- _YOUR TASK_
Return all of the data exactly, with nothing left out but the pictures.

- _MATERIAL FOR THIS EXERCISE_
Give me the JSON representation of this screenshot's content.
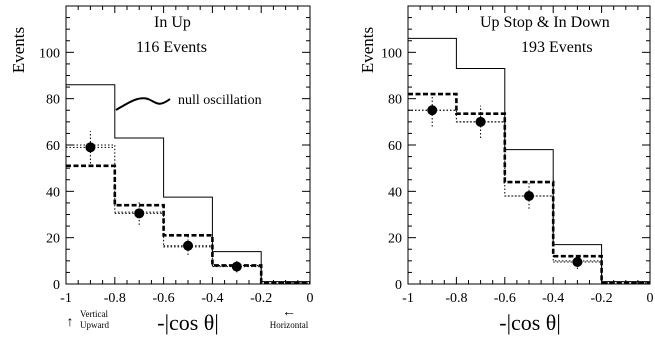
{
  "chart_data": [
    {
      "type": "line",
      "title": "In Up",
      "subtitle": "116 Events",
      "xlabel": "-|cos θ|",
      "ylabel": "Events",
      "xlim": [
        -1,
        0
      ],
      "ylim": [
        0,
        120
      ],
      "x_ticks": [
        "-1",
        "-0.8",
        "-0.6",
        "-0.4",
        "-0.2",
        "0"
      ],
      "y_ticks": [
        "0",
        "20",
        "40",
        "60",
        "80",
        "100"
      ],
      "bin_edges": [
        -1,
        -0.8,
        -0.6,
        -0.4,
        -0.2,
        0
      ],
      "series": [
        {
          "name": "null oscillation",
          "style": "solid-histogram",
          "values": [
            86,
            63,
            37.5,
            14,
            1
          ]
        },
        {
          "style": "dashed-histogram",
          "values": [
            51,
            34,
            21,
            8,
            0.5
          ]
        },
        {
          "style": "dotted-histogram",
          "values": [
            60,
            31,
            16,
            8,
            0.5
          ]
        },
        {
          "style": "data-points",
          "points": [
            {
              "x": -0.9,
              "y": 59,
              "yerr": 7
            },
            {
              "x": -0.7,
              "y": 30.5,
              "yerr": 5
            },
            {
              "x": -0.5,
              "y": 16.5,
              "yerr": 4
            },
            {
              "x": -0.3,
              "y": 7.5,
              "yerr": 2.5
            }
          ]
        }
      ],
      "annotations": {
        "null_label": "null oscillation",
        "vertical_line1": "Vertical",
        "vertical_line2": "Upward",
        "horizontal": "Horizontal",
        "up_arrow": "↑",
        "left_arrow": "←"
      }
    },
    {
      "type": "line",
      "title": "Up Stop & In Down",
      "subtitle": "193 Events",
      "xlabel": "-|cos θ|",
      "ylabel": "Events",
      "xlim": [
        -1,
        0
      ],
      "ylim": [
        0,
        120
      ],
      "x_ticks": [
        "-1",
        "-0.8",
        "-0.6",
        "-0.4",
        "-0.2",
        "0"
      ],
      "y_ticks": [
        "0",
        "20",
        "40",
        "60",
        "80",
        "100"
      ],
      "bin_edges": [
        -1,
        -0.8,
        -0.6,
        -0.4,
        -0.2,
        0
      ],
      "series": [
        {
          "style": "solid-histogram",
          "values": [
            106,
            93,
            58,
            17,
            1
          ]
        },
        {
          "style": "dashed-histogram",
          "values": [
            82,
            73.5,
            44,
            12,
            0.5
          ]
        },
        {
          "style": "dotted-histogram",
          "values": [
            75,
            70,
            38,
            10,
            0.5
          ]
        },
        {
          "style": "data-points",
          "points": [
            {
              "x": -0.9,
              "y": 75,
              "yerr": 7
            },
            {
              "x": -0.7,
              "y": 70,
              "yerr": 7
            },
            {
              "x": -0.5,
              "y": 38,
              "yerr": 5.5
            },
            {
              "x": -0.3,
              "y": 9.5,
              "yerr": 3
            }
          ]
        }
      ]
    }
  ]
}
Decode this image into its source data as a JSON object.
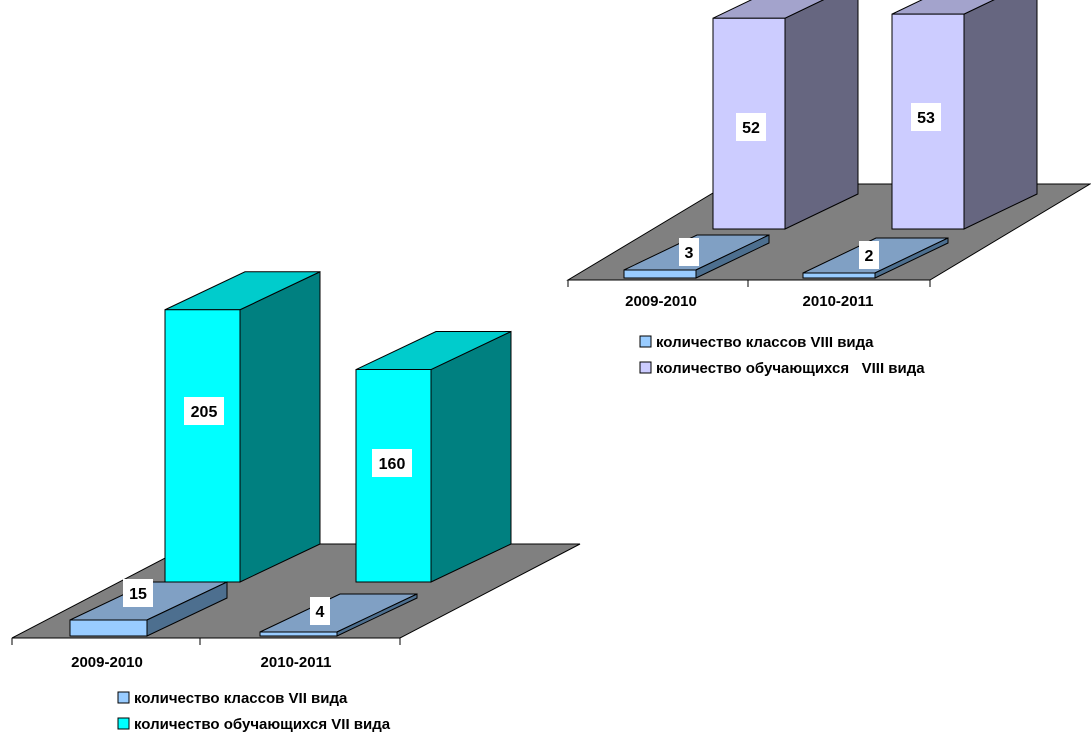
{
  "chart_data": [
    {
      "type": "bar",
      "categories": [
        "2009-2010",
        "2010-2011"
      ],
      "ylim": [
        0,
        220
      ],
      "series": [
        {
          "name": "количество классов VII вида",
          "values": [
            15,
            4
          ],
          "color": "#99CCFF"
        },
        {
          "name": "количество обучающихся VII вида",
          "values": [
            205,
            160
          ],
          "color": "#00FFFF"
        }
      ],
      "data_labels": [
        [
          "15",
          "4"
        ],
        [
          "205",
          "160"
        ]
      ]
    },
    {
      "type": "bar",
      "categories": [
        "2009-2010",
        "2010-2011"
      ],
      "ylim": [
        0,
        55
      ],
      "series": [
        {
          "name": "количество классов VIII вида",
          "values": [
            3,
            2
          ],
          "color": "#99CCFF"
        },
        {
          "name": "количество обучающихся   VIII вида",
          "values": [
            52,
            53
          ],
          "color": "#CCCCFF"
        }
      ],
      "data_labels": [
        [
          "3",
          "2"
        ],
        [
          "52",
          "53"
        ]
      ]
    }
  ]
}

- _ANSWER TO THE PROBLEM_
Give me the JSON representation of this screenshot's content.
{
  "chart_data": [
    {
      "type": "line",
      "title": "In Up",
      "subtitle": "116 Events",
      "xlabel": "-|cos θ|",
      "ylabel": "Events",
      "xlim": [
        -1,
        0
      ],
      "ylim": [
        0,
        120
      ],
      "x_ticks": [
        "-1",
        "-0.8",
        "-0.6",
        "-0.4",
        "-0.2",
        "0"
      ],
      "y_ticks": [
        "0",
        "20",
        "40",
        "60",
        "80",
        "100"
      ],
      "bin_edges": [
        -1,
        -0.8,
        -0.6,
        -0.4,
        -0.2,
        0
      ],
      "series": [
        {
          "name": "null oscillation",
          "style": "solid-histogram",
          "values": [
            86,
            63,
            37.5,
            14,
            1
          ]
        },
        {
          "style": "dashed-histogram",
          "values": [
            51,
            34,
            21,
            8,
            0.5
          ]
        },
        {
          "style": "dotted-histogram",
          "values": [
            60,
            31,
            16,
            8,
            0.5
          ]
        },
        {
          "style": "data-points",
          "points": [
            {
              "x": -0.9,
              "y": 59,
              "yerr": 7
            },
            {
              "x": -0.7,
              "y": 30.5,
              "yerr": 5
            },
            {
              "x": -0.5,
              "y": 16.5,
              "yerr": 4
            },
            {
              "x": -0.3,
              "y": 7.5,
              "yerr": 2.5
            }
          ]
        }
      ],
      "annotations": {
        "null_label": "null oscillation",
        "vertical_line1": "Vertical",
        "vertical_line2": "Upward",
        "horizontal": "Horizontal",
        "up_arrow": "↑",
        "left_arrow": "←"
      }
    },
    {
      "type": "line",
      "title": "Up Stop & In Down",
      "subtitle": "193 Events",
      "xlabel": "-|cos θ|",
      "ylabel": "Events",
      "xlim": [
        -1,
        0
      ],
      "ylim": [
        0,
        120
      ],
      "x_ticks": [
        "-1",
        "-0.8",
        "-0.6",
        "-0.4",
        "-0.2",
        "0"
      ],
      "y_ticks": [
        "0",
        "20",
        "40",
        "60",
        "80",
        "100"
      ],
      "bin_edges": [
        -1,
        -0.8,
        -0.6,
        -0.4,
        -0.2,
        0
      ],
      "series": [
        {
          "style": "solid-histogram",
          "values": [
            106,
            93,
            58,
            17,
            1
          ]
        },
        {
          "style": "dashed-histogram",
          "values": [
            82,
            73.5,
            44,
            12,
            0.5
          ]
        },
        {
          "style": "dotted-histogram",
          "values": [
            75,
            70,
            38,
            10,
            0.5
          ]
        },
        {
          "style": "data-points",
          "points": [
            {
              "x": -0.9,
              "y": 75,
              "yerr": 7
            },
            {
              "x": -0.7,
              "y": 70,
              "yerr": 7
            },
            {
              "x": -0.5,
              "y": 38,
              "yerr": 5.5
            },
            {
              "x": -0.3,
              "y": 9.5,
              "yerr": 3
            }
          ]
        }
      ]
    }
  ]
}
Decode this image into its source data as a JSON object.
{
  "chart_data": [
    {
      "type": "bar",
      "categories": [
        "2009-2010",
        "2010-2011"
      ],
      "ylim": [
        0,
        220
      ],
      "series": [
        {
          "name": "количество классов VII вида",
          "values": [
            15,
            4
          ],
          "color": "#99CCFF"
        },
        {
          "name": "количество обучающихся VII вида",
          "values": [
            205,
            160
          ],
          "color": "#00FFFF"
        }
      ],
      "data_labels": [
        [
          "15",
          "4"
        ],
        [
          "205",
          "160"
        ]
      ]
    },
    {
      "type": "bar",
      "categories": [
        "2009-2010",
        "2010-2011"
      ],
      "ylim": [
        0,
        55
      ],
      "series": [
        {
          "name": "количество классов VIII вида",
          "values": [
            3,
            2
          ],
          "color": "#99CCFF"
        },
        {
          "name": "количество обучающихся   VIII вида",
          "values": [
            52,
            53
          ],
          "color": "#CCCCFF"
        }
      ],
      "data_labels": [
        [
          "3",
          "2"
        ],
        [
          "52",
          "53"
        ]
      ]
    }
  ]
}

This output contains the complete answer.